## Records for the task
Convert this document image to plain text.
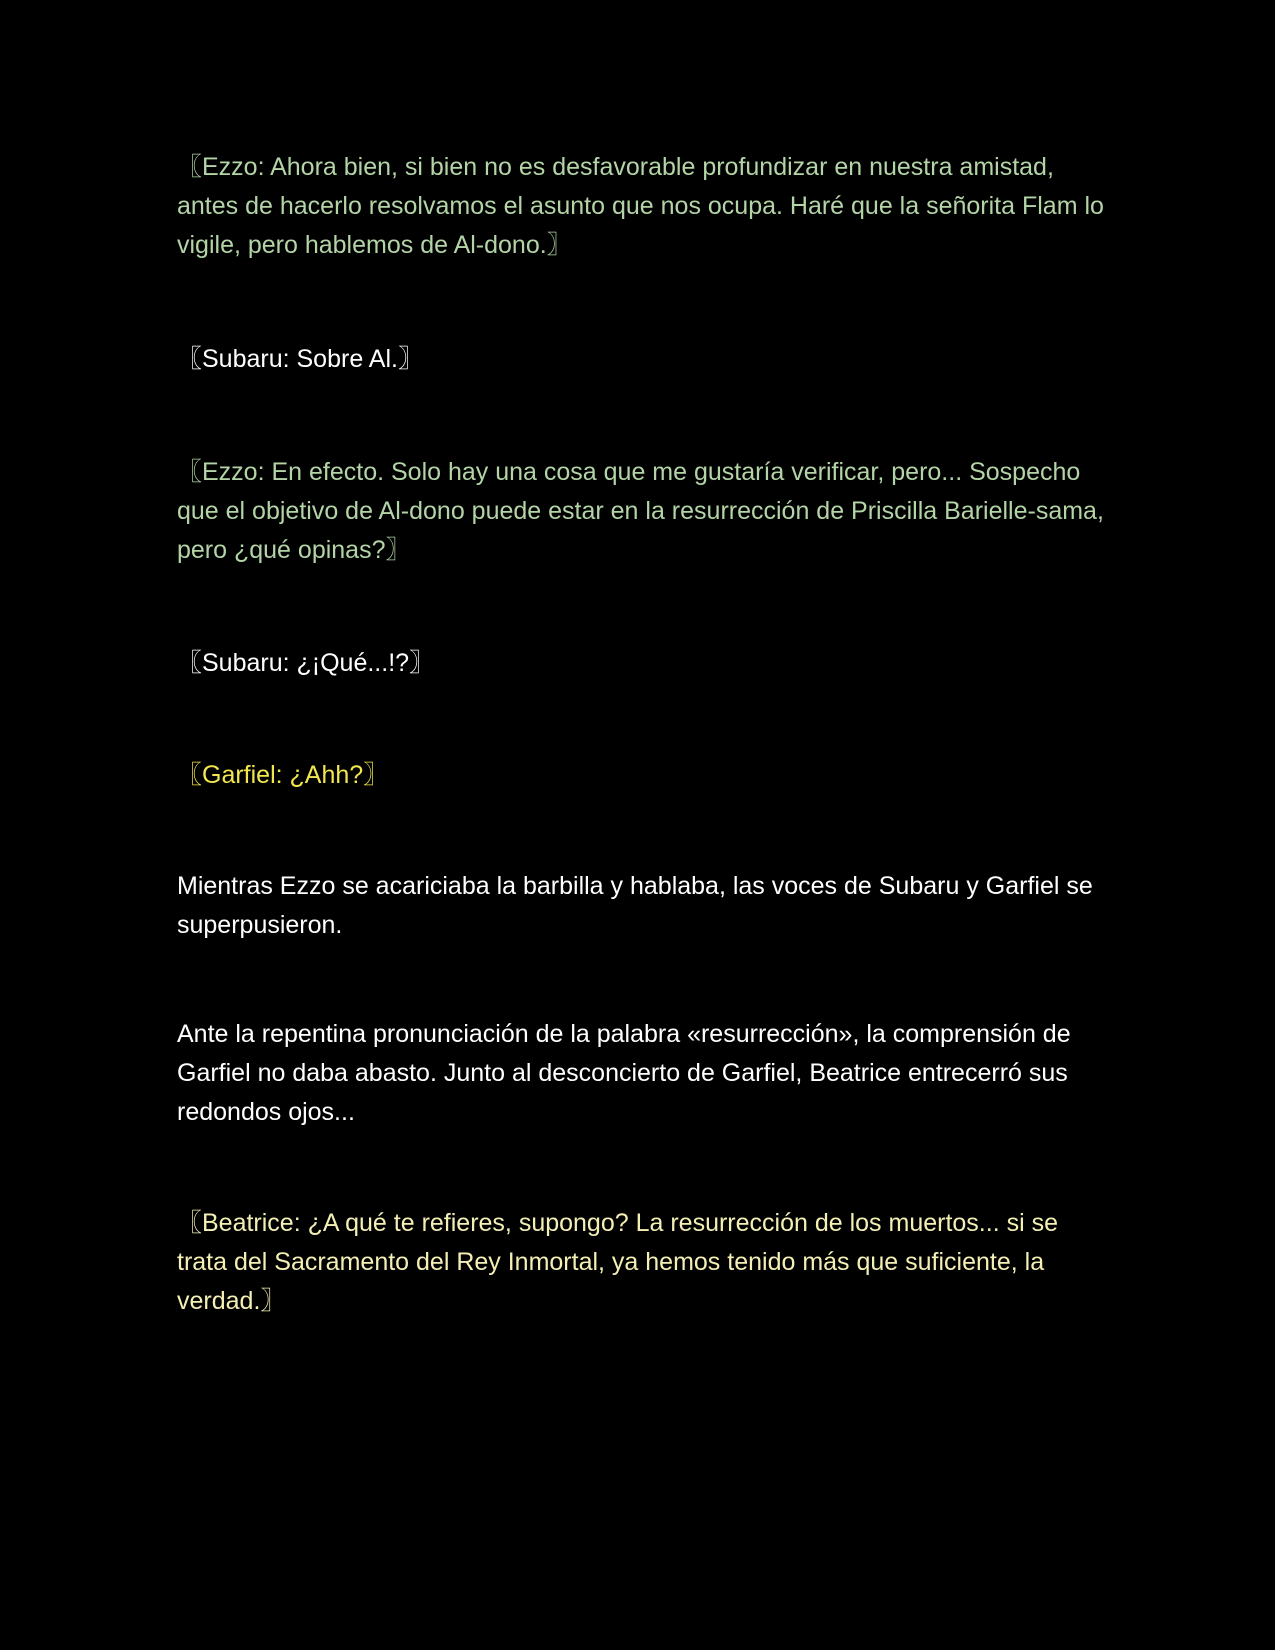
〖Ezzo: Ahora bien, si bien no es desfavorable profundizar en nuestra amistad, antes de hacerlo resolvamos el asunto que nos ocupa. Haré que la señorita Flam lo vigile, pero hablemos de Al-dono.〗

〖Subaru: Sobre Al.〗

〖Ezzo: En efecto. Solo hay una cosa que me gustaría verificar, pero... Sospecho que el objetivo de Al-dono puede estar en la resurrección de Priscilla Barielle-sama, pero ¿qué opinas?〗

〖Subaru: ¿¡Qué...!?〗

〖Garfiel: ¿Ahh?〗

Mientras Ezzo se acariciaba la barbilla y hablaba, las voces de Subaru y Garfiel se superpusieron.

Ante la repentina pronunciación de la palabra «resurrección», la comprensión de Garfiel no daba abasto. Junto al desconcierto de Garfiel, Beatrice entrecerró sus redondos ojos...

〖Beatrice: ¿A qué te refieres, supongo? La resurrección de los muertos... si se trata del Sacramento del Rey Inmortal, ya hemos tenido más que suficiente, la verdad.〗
==
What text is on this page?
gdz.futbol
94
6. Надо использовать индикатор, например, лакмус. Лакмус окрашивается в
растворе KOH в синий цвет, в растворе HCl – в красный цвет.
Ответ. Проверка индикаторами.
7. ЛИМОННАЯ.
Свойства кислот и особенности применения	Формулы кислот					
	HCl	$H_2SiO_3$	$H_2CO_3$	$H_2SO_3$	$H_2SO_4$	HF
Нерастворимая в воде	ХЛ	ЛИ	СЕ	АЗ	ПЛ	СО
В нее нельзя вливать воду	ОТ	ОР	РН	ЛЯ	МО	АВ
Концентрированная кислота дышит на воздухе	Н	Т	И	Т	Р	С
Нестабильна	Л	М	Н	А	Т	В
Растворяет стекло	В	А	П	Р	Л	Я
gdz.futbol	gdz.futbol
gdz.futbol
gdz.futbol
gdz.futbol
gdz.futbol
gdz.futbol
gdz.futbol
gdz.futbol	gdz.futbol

## What you will do
Identify each line in the records above containing the word "Garfiel"; copy those lines.

## Expected answer
〖Garfiel: ¿Ahh?〗
Mientras Ezzo se acariciaba la barbilla y hablaba, las voces de Subaru y Garfiel se superpusieron.
Ante la repentina pronunciación de la palabra «resurrección», la comprensión de Garfiel no daba abasto. Junto al desconcierto de Garfiel, Beatrice entrecerró sus redondos ojos...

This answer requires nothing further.